Extracted information:
______
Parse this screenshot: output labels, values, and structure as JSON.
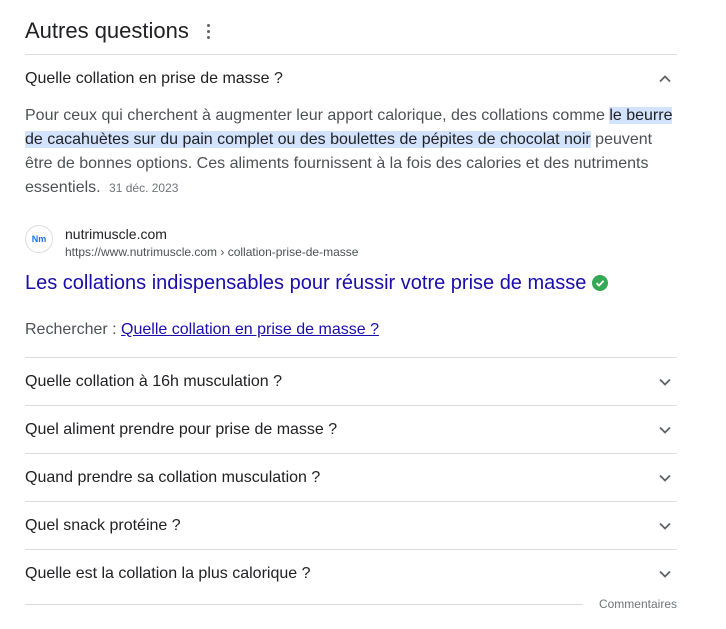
{
  "header": {
    "title": "Autres questions",
    "menu_icon": "kebab-menu-icon"
  },
  "expanded": {
    "question": "Quelle collation en prise de masse ?",
    "answer_before": "Pour ceux qui cherchent à augmenter leur apport calorique, des collations comme ",
    "answer_highlight": "le beurre de cacahuètes sur du pain complet ou des boulettes de pépites de chocolat noir",
    "answer_after": " peuvent être de bonnes options. Ces aliments fournissent à la fois des calories et des nutriments essentiels.",
    "date": "31 déc. 2023",
    "source": {
      "favicon_text": "Nm",
      "site_name": "nutrimuscle.com",
      "url": "https://www.nutrimuscle.com › collation-prise-de-masse",
      "title": "Les collations indispensables pour réussir votre prise de masse",
      "verified_icon": "verified-check-icon"
    },
    "search_prefix": "Rechercher : ",
    "search_link": "Quelle collation en prise de masse ?"
  },
  "questions": [
    "Quelle collation à 16h musculation ?",
    "Quel aliment prendre pour prise de masse ?",
    "Quand prendre sa collation musculation ?",
    "Quel snack protéine ?",
    "Quelle est la collation la plus calorique ?"
  ],
  "footer": {
    "feedback": "Commentaires"
  },
  "colors": {
    "link": "#1a0dab",
    "highlight": "#d3e3fd",
    "verified": "#34a853"
  }
}
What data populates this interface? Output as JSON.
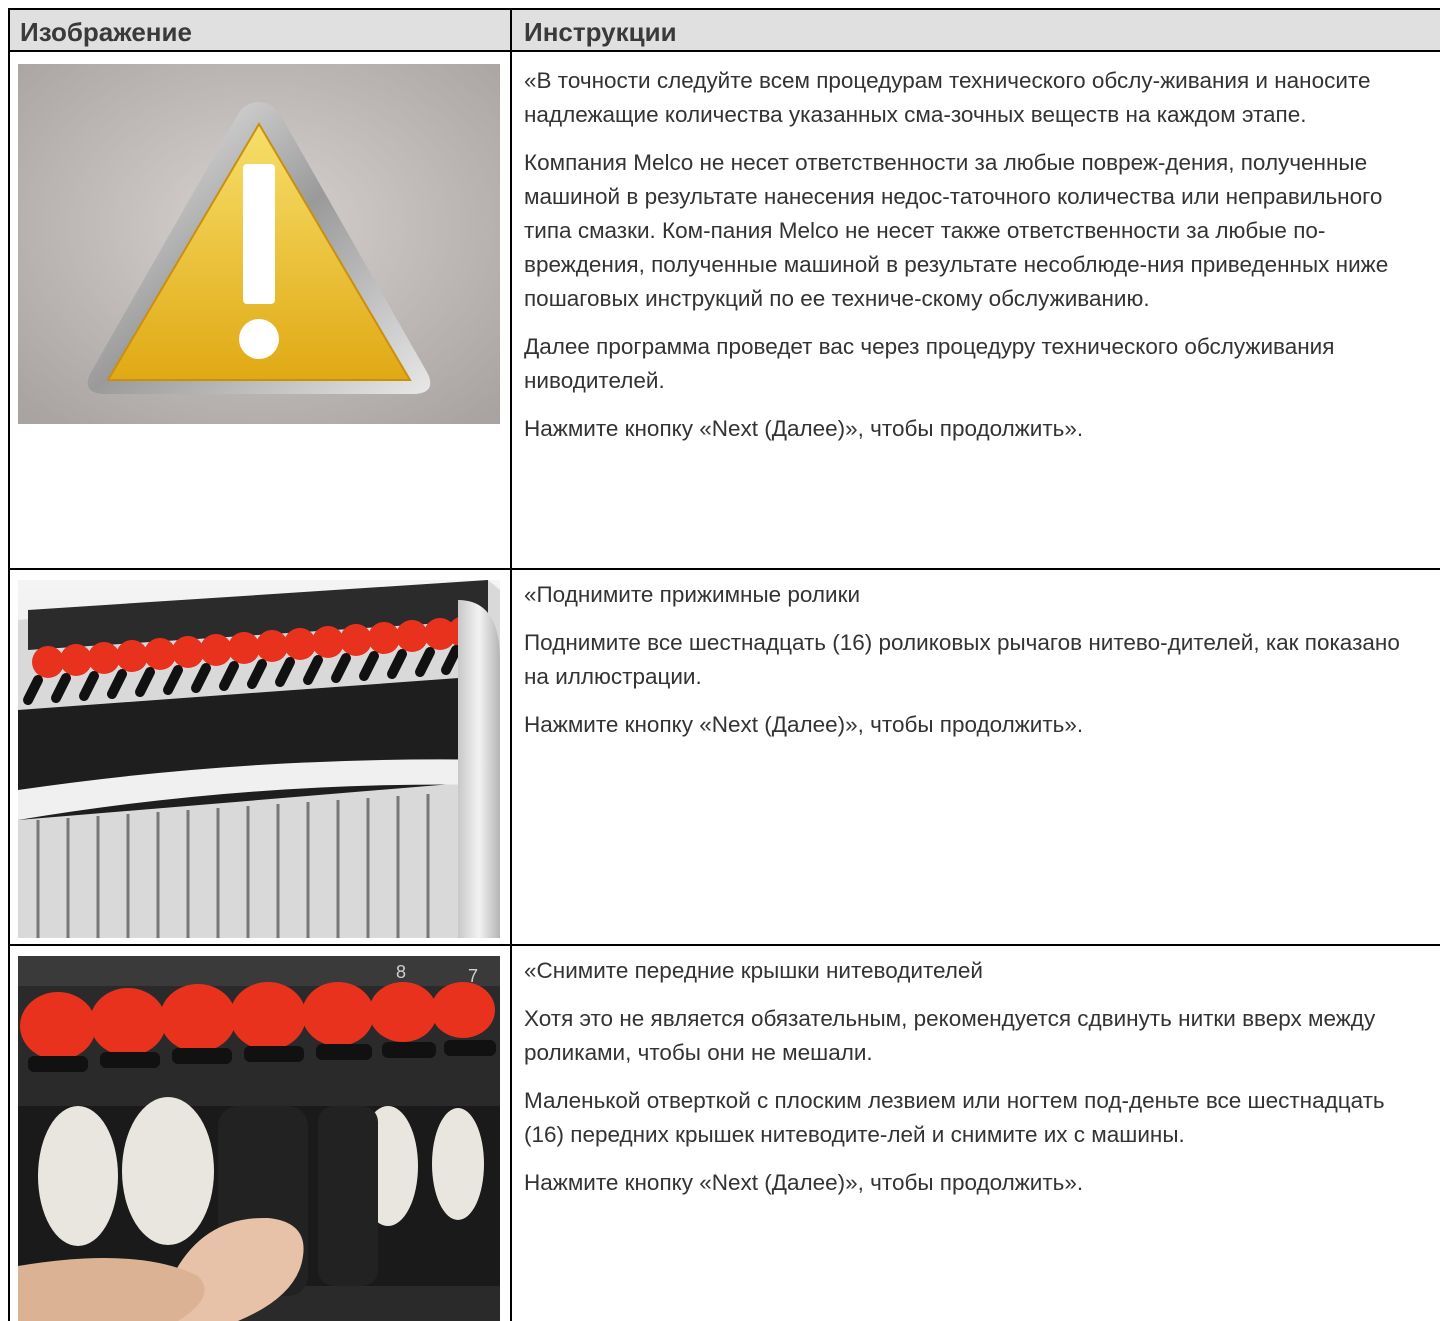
{
  "table": {
    "headers": {
      "image": "Изображение",
      "instructions": "Инструкции"
    },
    "rows": [
      {
        "image_icon": "warning-triangle-icon",
        "paragraphs": [
          "«В точности следуйте всем процедурам технического обслу-живания и наносите надлежащие количества указанных сма-зочных веществ на каждом этапе.",
          "Компания Melco не несет ответственности за любые повреж-дения, полученные машиной в результате нанесения недос-таточного количества или неправильного типа смазки. Ком-пания Melco не несет также ответственности за любые по-вреждения, полученные машиной в результате несоблюде-ния приведенных ниже пошаговых инструкций по ее техниче-скому обслуживанию.",
          "Далее программа проведет вас через процедуру технического обслуживания ниводителей.",
          "Нажмите кнопку «Next (Далее)», чтобы продолжить»."
        ]
      },
      {
        "image_icon": "thread-take-up-rollers-photo",
        "paragraphs": [
          "«Поднимите прижимные ролики",
          "Поднимите все шестнадцать (16) роликовых рычагов нитево-дителей, как показано на иллюстрации.",
          "Нажмите кнопку «Next (Далее)», чтобы продолжить»."
        ]
      },
      {
        "image_icon": "thread-guide-cover-removal-photo",
        "paragraphs": [
          "«Снимите передние крышки нитеводителей",
          "Хотя это не является обязательным, рекомендуется сдвинуть нитки вверх между роликами, чтобы они не мешали.",
          "Маленькой отверткой с плоским лезвием или ногтем под-деньте все шестнадцать (16) передних крышек нитеводите-лей и снимите их с машины.",
          "Нажмите кнопку «Next (Далее)», чтобы продолжить»."
        ]
      }
    ]
  },
  "colors": {
    "header_bg": "#e0e0e0",
    "text": "#333333",
    "roller_red": "#e8321e",
    "warning_yellow": "#f1c232"
  },
  "machine_labels": [
    "8",
    "7"
  ]
}
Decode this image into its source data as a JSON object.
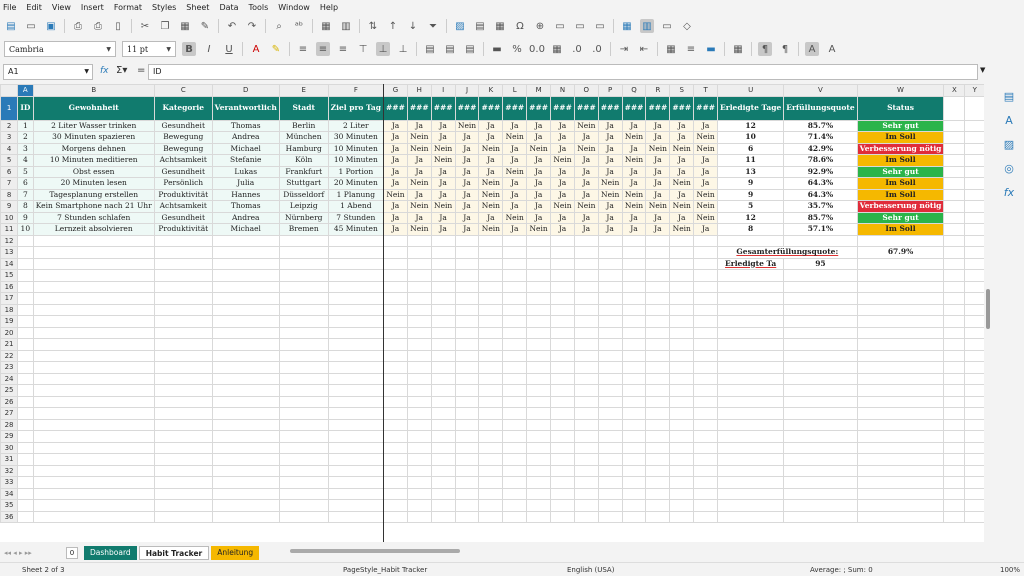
{
  "menu": [
    "File",
    "Edit",
    "View",
    "Insert",
    "Format",
    "Styles",
    "Sheet",
    "Data",
    "Tools",
    "Window",
    "Help"
  ],
  "font_name": "Cambria",
  "font_size": "11 pt",
  "name_box": "A1",
  "formula": "ID",
  "columns": [
    "A",
    "B",
    "C",
    "D",
    "E",
    "F",
    "G",
    "H",
    "I",
    "J",
    "K",
    "L",
    "M",
    "N",
    "O",
    "P",
    "Q",
    "R",
    "S",
    "T",
    "U",
    "V",
    "W",
    "X",
    "Y"
  ],
  "header_row": [
    "ID",
    "Gewohnheit",
    "Kategorie",
    "Verantwortlich",
    "Stadt",
    "Ziel pro Tag",
    "###",
    "###",
    "###",
    "###",
    "###",
    "###",
    "###",
    "###",
    "###",
    "###",
    "###",
    "###",
    "###",
    "###",
    "Erledigte Tage",
    "Erfüllungsquote",
    "Status"
  ],
  "rows": [
    {
      "id": "1",
      "habit": "2 Liter Wasser trinken",
      "cat": "Gesundheit",
      "who": "Thomas",
      "city": "Berlin",
      "goal": "2 Liter",
      "days": [
        "Ja",
        "Ja",
        "Ja",
        "Nein",
        "Ja",
        "Ja",
        "Ja",
        "Ja",
        "Nein",
        "Ja",
        "Ja",
        "Ja",
        "Ja",
        "Ja"
      ],
      "done": "12",
      "rate": "85.7%",
      "status": "Sehr gut",
      "cls": "sg"
    },
    {
      "id": "2",
      "habit": "30 Minuten spazieren",
      "cat": "Bewegung",
      "who": "Andrea",
      "city": "München",
      "goal": "30 Minuten",
      "days": [
        "Ja",
        "Nein",
        "Ja",
        "Ja",
        "Ja",
        "Nein",
        "Ja",
        "Ja",
        "Ja",
        "Ja",
        "Nein",
        "Ja",
        "Ja",
        "Nein"
      ],
      "done": "10",
      "rate": "71.4%",
      "status": "Im Soll",
      "cls": "is"
    },
    {
      "id": "3",
      "habit": "Morgens dehnen",
      "cat": "Bewegung",
      "who": "Michael",
      "city": "Hamburg",
      "goal": "10 Minuten",
      "days": [
        "Ja",
        "Nein",
        "Nein",
        "Ja",
        "Nein",
        "Ja",
        "Nein",
        "Ja",
        "Nein",
        "Ja",
        "Ja",
        "Nein",
        "Nein",
        "Nein"
      ],
      "done": "6",
      "rate": "42.9%",
      "status": "Verbesserung nötig",
      "cls": "vn"
    },
    {
      "id": "4",
      "habit": "10 Minuten meditieren",
      "cat": "Achtsamkeit",
      "who": "Stefanie",
      "city": "Köln",
      "goal": "10 Minuten",
      "days": [
        "Ja",
        "Ja",
        "Nein",
        "Ja",
        "Ja",
        "Ja",
        "Ja",
        "Nein",
        "Ja",
        "Ja",
        "Nein",
        "Ja",
        "Ja",
        "Ja"
      ],
      "done": "11",
      "rate": "78.6%",
      "status": "Im Soll",
      "cls": "is"
    },
    {
      "id": "5",
      "habit": "Obst essen",
      "cat": "Gesundheit",
      "who": "Lukas",
      "city": "Frankfurt",
      "goal": "1 Portion",
      "days": [
        "Ja",
        "Ja",
        "Ja",
        "Ja",
        "Ja",
        "Nein",
        "Ja",
        "Ja",
        "Ja",
        "Ja",
        "Ja",
        "Ja",
        "Ja",
        "Ja"
      ],
      "done": "13",
      "rate": "92.9%",
      "status": "Sehr gut",
      "cls": "sg"
    },
    {
      "id": "6",
      "habit": "20 Minuten lesen",
      "cat": "Persönlich",
      "who": "Julia",
      "city": "Stuttgart",
      "goal": "20 Minuten",
      "days": [
        "Ja",
        "Nein",
        "Ja",
        "Ja",
        "Nein",
        "Ja",
        "Ja",
        "Ja",
        "Ja",
        "Nein",
        "Ja",
        "Ja",
        "Nein",
        "Ja"
      ],
      "done": "9",
      "rate": "64.3%",
      "status": "Im Soll",
      "cls": "is"
    },
    {
      "id": "7",
      "habit": "Tagesplanung erstellen",
      "cat": "Produktivität",
      "who": "Hannes",
      "city": "Düsseldorf",
      "goal": "1 Planung",
      "days": [
        "Nein",
        "Ja",
        "Ja",
        "Ja",
        "Nein",
        "Ja",
        "Ja",
        "Ja",
        "Ja",
        "Nein",
        "Nein",
        "Ja",
        "Ja",
        "Nein"
      ],
      "done": "9",
      "rate": "64.3%",
      "status": "Im Soll",
      "cls": "is"
    },
    {
      "id": "8",
      "habit": "Kein Smartphone nach 21 Uhr",
      "cat": "Achtsamkeit",
      "who": "Thomas",
      "city": "Leipzig",
      "goal": "1 Abend",
      "days": [
        "Ja",
        "Nein",
        "Nein",
        "Ja",
        "Nein",
        "Ja",
        "Ja",
        "Nein",
        "Nein",
        "Ja",
        "Nein",
        "Nein",
        "Nein",
        "Nein"
      ],
      "done": "5",
      "rate": "35.7%",
      "status": "Verbesserung nötig",
      "cls": "vn"
    },
    {
      "id": "9",
      "habit": "7 Stunden schlafen",
      "cat": "Gesundheit",
      "who": "Andrea",
      "city": "Nürnberg",
      "goal": "7 Stunden",
      "days": [
        "Ja",
        "Ja",
        "Ja",
        "Ja",
        "Ja",
        "Nein",
        "Ja",
        "Ja",
        "Ja",
        "Ja",
        "Ja",
        "Ja",
        "Ja",
        "Nein"
      ],
      "done": "12",
      "rate": "85.7%",
      "status": "Sehr gut",
      "cls": "sg"
    },
    {
      "id": "10",
      "habit": "Lernzeit absolvieren",
      "cat": "Produktivität",
      "who": "Michael",
      "city": "Bremen",
      "goal": "45 Minuten",
      "days": [
        "Ja",
        "Nein",
        "Ja",
        "Ja",
        "Nein",
        "Ja",
        "Nein",
        "Ja",
        "Ja",
        "Ja",
        "Ja",
        "Ja",
        "Nein",
        "Ja"
      ],
      "done": "8",
      "rate": "57.1%",
      "status": "Im Soll",
      "cls": "is"
    }
  ],
  "summary": {
    "quote_label": "Gesamterfüllungsquote:",
    "quote_value": "67.9%",
    "done_label": "Erledigte Ta",
    "done_value": "95"
  },
  "tabs": {
    "add": "0",
    "dashboard": "Dashboard",
    "habit": "Habit Tracker",
    "anleitung": "Anleitung"
  },
  "status": {
    "sheet": "Sheet 2 of 3",
    "page_style": "PageStyle_Habit Tracker",
    "language": "English (USA)",
    "sum": "Average: ; Sum: 0",
    "zoom": "100%"
  }
}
______
Aim: From the records given above, copy all lines containing "Erledigte".

The result:
    "Erledigte Tage",
    "done_label": "Erledigte Ta",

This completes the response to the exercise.